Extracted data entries
----------------------------------------

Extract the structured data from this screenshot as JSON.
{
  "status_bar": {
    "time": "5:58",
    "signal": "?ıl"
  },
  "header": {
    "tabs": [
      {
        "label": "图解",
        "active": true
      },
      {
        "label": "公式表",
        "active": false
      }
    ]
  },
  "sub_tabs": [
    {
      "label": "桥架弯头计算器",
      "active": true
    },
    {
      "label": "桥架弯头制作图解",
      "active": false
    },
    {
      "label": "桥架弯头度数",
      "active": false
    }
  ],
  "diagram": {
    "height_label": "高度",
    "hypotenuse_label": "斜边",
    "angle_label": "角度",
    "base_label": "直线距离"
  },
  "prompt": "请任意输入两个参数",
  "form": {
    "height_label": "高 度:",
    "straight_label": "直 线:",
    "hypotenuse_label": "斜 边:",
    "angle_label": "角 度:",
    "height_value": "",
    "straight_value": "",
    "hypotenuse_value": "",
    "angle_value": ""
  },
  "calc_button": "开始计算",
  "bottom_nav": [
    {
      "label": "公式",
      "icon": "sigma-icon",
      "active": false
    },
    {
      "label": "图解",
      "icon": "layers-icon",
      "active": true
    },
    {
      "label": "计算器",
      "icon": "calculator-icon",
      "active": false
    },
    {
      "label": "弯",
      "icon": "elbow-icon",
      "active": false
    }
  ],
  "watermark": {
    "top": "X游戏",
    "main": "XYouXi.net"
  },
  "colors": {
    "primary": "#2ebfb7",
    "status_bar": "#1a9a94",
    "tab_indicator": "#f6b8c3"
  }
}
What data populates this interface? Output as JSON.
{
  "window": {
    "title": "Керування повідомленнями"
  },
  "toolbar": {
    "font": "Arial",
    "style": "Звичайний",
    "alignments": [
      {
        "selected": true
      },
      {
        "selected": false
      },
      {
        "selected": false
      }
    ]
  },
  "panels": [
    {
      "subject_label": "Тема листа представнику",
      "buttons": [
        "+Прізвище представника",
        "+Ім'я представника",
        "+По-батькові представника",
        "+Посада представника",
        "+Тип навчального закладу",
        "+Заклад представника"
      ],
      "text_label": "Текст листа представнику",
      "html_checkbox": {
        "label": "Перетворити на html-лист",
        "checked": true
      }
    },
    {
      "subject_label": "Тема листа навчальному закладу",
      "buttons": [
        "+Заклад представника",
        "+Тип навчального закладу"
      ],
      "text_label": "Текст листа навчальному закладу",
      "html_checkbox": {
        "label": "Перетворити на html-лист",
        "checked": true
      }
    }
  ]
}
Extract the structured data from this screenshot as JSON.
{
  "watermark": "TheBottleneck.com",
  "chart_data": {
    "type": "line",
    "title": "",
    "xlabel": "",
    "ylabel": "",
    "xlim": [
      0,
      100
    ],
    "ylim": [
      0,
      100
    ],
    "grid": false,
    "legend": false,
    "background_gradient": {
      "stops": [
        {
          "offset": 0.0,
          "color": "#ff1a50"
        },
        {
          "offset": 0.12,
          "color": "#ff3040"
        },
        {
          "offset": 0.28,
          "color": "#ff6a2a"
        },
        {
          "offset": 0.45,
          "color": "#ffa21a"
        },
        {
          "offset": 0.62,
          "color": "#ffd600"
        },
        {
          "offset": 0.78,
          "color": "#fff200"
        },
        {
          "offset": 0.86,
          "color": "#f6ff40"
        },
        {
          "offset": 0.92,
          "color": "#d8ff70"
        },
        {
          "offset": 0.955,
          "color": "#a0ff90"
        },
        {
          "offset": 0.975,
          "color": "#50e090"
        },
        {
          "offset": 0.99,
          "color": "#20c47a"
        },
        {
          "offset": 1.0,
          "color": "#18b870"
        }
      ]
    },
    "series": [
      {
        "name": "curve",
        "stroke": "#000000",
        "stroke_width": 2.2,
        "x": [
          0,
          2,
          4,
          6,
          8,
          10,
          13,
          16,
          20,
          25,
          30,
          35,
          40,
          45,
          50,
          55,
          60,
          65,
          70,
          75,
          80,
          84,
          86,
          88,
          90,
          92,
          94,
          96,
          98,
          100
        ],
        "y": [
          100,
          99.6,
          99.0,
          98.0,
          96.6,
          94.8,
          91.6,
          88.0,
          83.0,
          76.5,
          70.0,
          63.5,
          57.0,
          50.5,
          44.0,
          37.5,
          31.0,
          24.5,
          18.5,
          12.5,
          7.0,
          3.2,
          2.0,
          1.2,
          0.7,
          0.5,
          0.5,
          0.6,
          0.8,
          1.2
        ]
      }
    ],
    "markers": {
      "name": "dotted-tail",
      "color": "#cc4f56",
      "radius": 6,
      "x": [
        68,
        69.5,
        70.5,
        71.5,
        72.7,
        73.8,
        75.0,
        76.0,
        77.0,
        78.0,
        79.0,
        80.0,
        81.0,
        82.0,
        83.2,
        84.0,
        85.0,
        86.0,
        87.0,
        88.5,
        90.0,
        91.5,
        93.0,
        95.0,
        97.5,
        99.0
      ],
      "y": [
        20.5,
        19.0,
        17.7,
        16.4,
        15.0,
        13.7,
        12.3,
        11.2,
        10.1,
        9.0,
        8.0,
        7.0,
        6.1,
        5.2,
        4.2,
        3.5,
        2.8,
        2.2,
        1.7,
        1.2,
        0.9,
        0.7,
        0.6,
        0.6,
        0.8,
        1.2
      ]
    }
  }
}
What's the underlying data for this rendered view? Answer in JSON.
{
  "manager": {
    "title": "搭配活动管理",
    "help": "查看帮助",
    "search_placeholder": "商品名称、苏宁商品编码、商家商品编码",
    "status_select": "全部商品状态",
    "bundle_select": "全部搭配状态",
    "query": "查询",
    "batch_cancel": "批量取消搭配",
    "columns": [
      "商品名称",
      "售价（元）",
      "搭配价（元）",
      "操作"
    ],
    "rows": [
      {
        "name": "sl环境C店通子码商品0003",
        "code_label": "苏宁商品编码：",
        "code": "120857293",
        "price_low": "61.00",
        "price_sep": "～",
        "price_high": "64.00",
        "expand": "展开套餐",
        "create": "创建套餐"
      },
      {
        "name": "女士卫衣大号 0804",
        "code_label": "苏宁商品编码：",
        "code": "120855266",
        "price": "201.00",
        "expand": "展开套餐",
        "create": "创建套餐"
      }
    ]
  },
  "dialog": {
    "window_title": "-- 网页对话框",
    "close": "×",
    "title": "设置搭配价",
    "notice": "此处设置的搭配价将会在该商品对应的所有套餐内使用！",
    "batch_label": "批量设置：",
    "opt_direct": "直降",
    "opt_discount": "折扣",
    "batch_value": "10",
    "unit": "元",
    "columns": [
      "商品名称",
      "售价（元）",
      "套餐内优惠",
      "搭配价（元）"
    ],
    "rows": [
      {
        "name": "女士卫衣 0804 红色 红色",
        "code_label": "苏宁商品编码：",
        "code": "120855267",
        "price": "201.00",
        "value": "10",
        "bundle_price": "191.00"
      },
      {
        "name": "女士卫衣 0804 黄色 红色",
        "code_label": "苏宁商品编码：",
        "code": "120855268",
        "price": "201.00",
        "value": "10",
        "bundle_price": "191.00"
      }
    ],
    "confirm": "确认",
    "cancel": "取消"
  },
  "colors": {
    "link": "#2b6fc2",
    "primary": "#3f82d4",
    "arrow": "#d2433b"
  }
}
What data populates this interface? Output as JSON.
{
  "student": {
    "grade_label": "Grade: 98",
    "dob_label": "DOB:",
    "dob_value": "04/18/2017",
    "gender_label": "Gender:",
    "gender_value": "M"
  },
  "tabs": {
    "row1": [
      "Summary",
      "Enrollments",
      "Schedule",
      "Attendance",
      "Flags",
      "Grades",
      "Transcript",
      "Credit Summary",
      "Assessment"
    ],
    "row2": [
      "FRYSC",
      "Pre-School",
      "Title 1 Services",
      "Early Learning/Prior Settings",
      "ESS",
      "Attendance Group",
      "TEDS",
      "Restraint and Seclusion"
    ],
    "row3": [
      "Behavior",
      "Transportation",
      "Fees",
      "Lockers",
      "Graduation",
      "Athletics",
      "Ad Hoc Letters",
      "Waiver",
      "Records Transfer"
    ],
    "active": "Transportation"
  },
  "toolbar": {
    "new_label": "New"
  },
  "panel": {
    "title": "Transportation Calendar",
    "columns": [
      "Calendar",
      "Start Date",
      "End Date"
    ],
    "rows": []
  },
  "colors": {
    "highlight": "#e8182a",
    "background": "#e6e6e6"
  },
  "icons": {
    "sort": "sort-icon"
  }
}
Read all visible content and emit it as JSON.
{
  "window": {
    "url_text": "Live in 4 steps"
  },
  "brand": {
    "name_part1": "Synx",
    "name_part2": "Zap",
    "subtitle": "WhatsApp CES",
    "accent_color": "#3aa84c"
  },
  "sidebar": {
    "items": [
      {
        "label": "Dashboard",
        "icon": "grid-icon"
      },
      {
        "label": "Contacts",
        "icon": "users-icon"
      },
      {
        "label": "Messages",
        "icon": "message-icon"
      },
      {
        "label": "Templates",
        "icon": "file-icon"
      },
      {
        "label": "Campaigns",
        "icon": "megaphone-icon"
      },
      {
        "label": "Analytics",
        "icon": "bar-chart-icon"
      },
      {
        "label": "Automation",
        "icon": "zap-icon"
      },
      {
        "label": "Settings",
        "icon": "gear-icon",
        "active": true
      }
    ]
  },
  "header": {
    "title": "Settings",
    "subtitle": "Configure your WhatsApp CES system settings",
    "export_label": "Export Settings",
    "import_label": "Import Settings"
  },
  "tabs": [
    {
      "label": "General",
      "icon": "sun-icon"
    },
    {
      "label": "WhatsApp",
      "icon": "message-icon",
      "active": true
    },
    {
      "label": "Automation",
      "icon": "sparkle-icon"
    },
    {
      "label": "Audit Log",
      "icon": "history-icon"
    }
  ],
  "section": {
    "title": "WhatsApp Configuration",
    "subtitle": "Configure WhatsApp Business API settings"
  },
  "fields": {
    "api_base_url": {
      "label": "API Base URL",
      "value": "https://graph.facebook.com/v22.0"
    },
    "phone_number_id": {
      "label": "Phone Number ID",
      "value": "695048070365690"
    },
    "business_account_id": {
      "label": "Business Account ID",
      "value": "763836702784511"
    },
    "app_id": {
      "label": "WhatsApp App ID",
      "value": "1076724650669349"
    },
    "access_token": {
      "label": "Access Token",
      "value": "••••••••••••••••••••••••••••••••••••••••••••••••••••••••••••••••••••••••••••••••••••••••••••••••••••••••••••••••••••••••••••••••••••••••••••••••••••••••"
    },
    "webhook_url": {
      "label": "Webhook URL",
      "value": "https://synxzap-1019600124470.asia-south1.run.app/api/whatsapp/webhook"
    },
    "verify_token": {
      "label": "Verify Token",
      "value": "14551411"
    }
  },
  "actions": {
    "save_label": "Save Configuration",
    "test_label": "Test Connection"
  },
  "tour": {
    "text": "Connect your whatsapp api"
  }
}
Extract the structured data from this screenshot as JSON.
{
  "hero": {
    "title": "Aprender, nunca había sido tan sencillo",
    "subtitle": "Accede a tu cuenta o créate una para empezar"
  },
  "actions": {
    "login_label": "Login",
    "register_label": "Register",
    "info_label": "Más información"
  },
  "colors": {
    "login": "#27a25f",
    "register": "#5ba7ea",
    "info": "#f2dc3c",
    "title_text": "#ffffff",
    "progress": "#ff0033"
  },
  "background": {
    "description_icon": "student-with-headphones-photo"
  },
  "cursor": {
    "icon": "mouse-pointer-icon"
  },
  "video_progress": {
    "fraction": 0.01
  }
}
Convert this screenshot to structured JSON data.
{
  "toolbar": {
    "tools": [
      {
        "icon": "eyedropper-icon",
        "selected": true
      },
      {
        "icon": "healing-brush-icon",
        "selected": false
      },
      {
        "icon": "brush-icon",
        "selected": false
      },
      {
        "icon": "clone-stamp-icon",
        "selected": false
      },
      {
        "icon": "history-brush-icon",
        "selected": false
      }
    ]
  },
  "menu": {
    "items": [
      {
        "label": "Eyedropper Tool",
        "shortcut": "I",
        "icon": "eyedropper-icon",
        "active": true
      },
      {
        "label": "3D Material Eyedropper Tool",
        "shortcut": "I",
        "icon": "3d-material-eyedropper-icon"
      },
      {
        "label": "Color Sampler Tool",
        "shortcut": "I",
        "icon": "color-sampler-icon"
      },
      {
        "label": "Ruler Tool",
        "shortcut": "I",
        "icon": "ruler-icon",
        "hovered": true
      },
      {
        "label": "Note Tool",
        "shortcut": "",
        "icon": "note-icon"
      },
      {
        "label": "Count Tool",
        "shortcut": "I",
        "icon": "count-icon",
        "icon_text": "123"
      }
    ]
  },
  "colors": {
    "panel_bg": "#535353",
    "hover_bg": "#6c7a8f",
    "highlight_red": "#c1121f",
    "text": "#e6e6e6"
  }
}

----------------------------------------

Requirement
Working from the entries above, return all lines that contain "Configuration".

Solution below
    "title": "WhatsApp Configuration",
    "save_label": "Save Configuration",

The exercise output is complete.